• _TASK INPUT_:
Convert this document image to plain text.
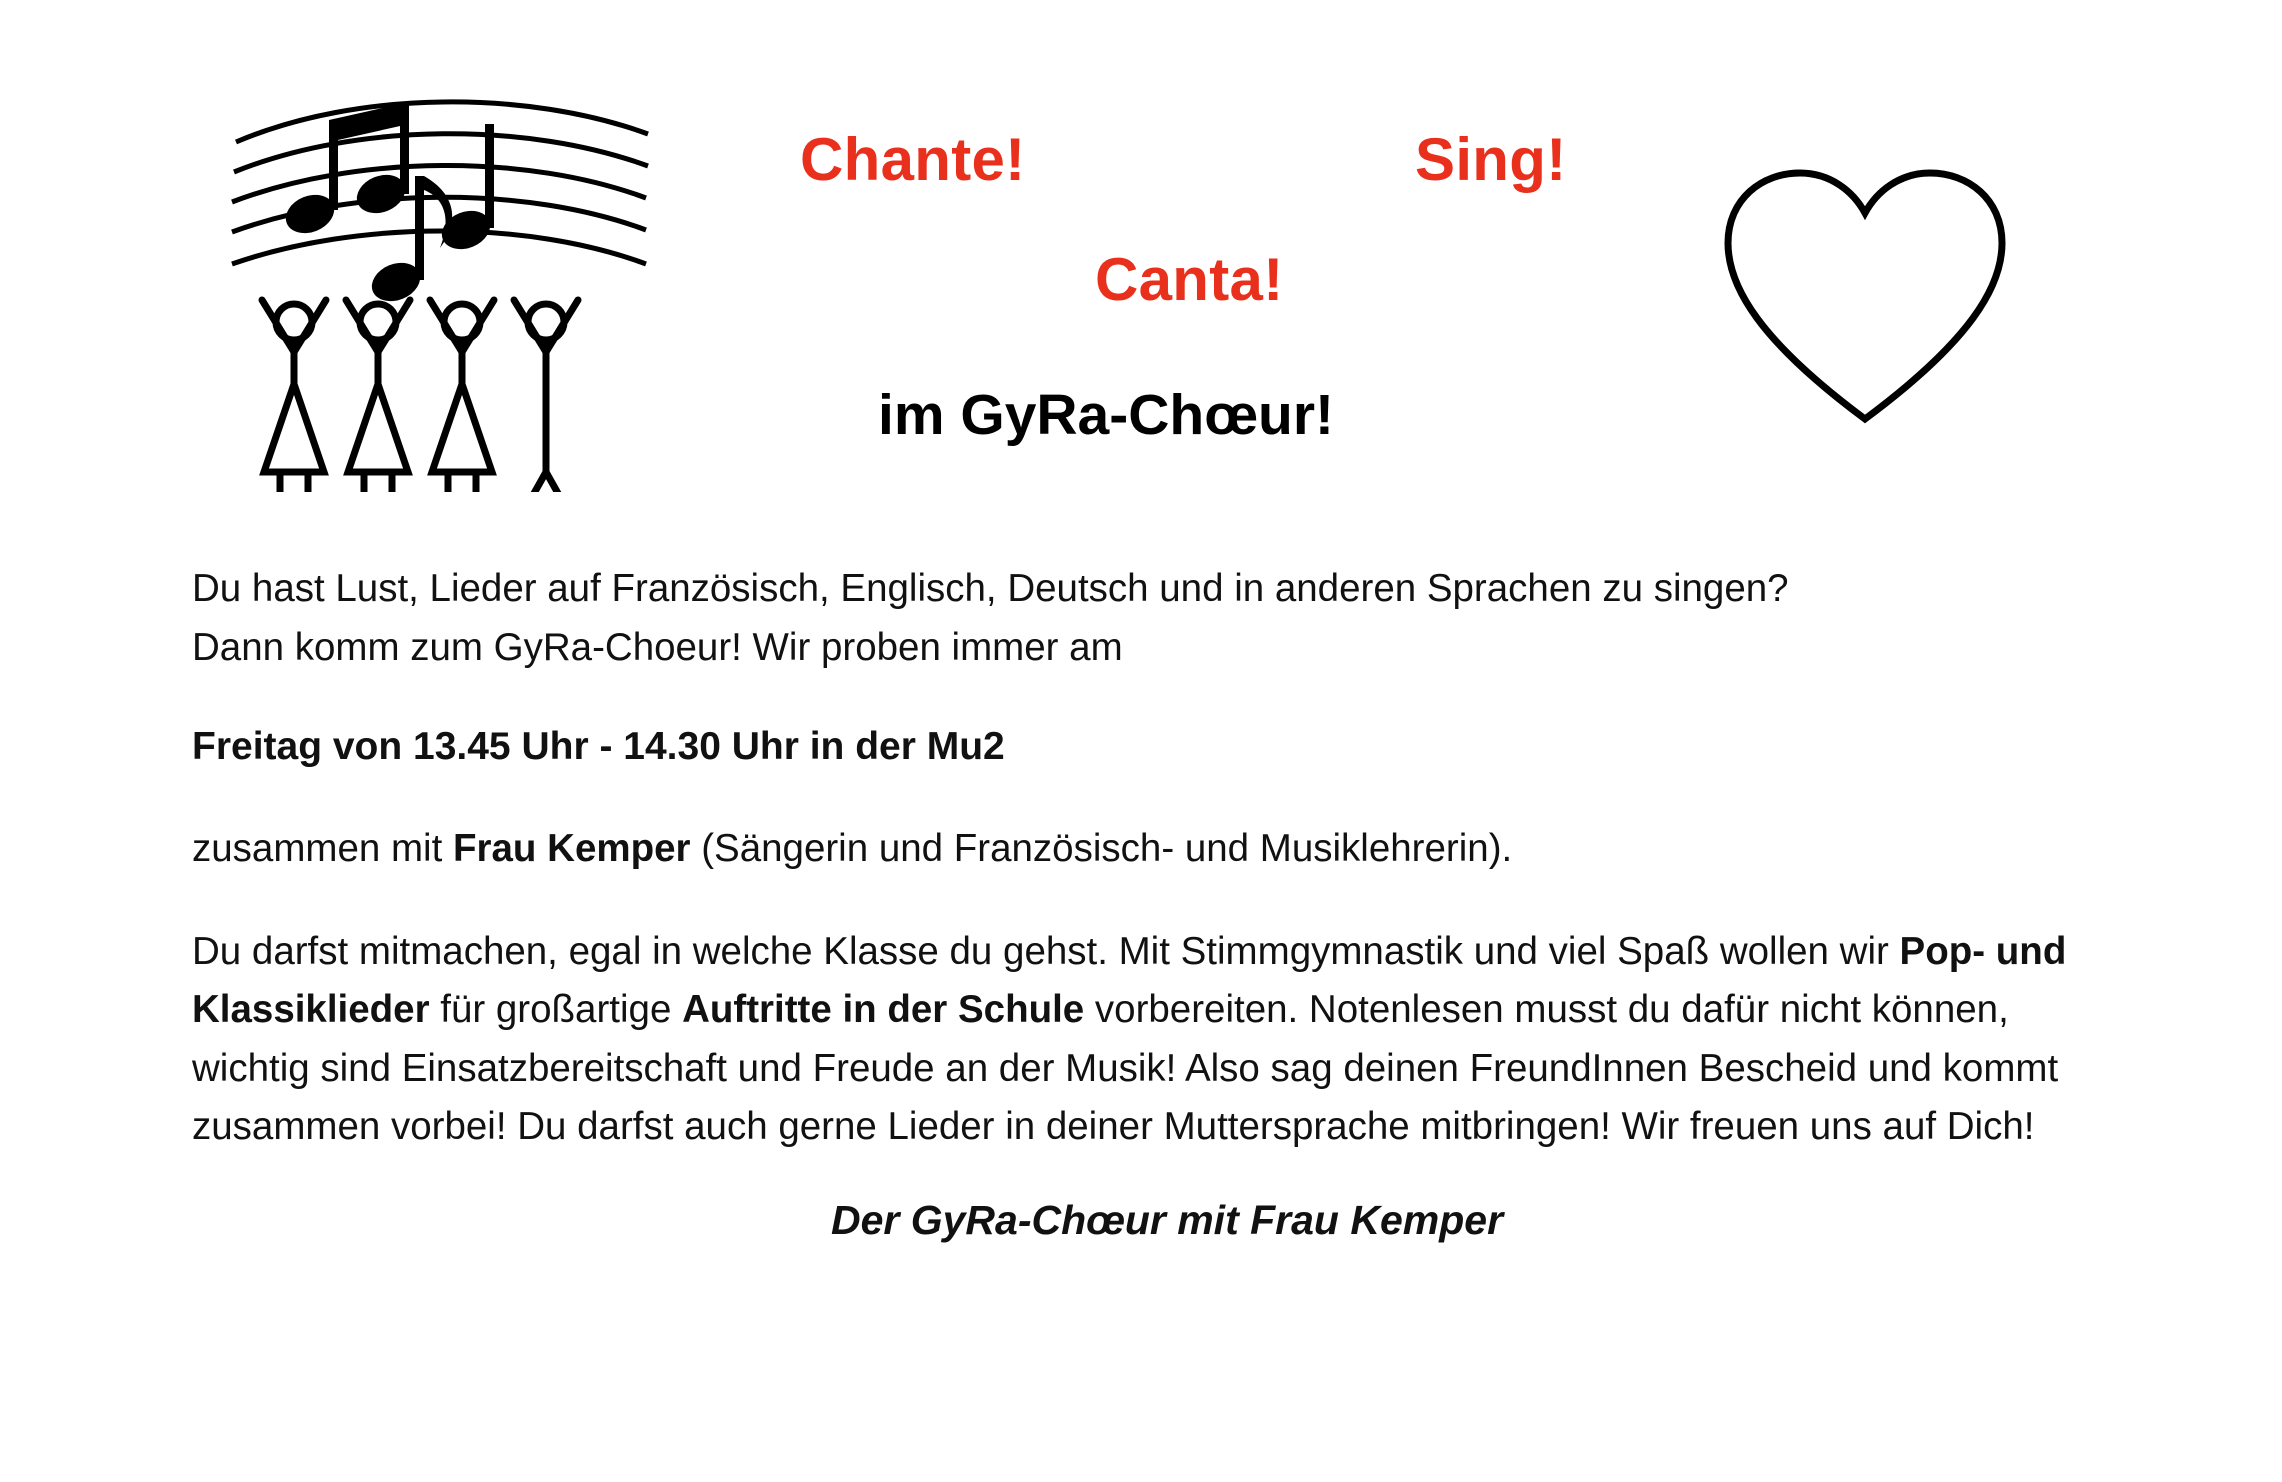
Chante!	Sing!
Canta!
im GyRa-Chœur!

Du hast Lust, Lieder auf Französisch, Englisch, Deutsch und in anderen Sprachen zu singen?
Dann komm zum GyRa-Choeur! Wir proben immer am

Freitag von 13.45 Uhr - 14.30 Uhr in der Mu2

zusammen mit Frau Kemper (Sängerin und Französisch- und Musiklehrerin).

Du darfst mitmachen, egal in welche Klasse du gehst. Mit Stimmgymnastik und viel Spaß wollen wir Pop- und Klassiklieder für großartige Auftritte in der Schule vorbereiten. Notenlesen musst du dafür nicht können, wichtig sind Einsatzbereitschaft und Freude an der Musik! Also sag deinen FreundInnen Bescheid und kommt zusammen vorbei! Du darfst auch gerne Lieder in deiner Muttersprache mitbringen! Wir freuen uns auf Dich!

Der GyRa-Chœur mit Frau Kemper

• _WORK TO BE COMPLETED_: Return all of the entries word for word, but omit the pictures.

• _EXERCISE RESULT_:
Convert this document image to plain text.
Chante!	Sing!
Canta!
im GyRa-Chœur!

Du hast Lust, Lieder auf Französisch, Englisch, Deutsch und in anderen Sprachen zu singen?
Dann komm zum GyRa-Choeur! Wir proben immer am

Freitag von 13.45 Uhr - 14.30 Uhr in der Mu2

zusammen mit Frau Kemper (Sängerin und Französisch- und Musiklehrerin).

Du darfst mitmachen, egal in welche Klasse du gehst. Mit Stimmgymnastik und viel Spaß wollen wir Pop- und Klassiklieder für großartige Auftritte in der Schule vorbereiten. Notenlesen musst du dafür nicht können, wichtig sind Einsatzbereitschaft und Freude an der Musik! Also sag deinen FreundInnen Bescheid und kommt zusammen vorbei! Du darfst auch gerne Lieder in deiner Muttersprache mitbringen! Wir freuen uns auf Dich!

Der GyRa-Chœur mit Frau Kemper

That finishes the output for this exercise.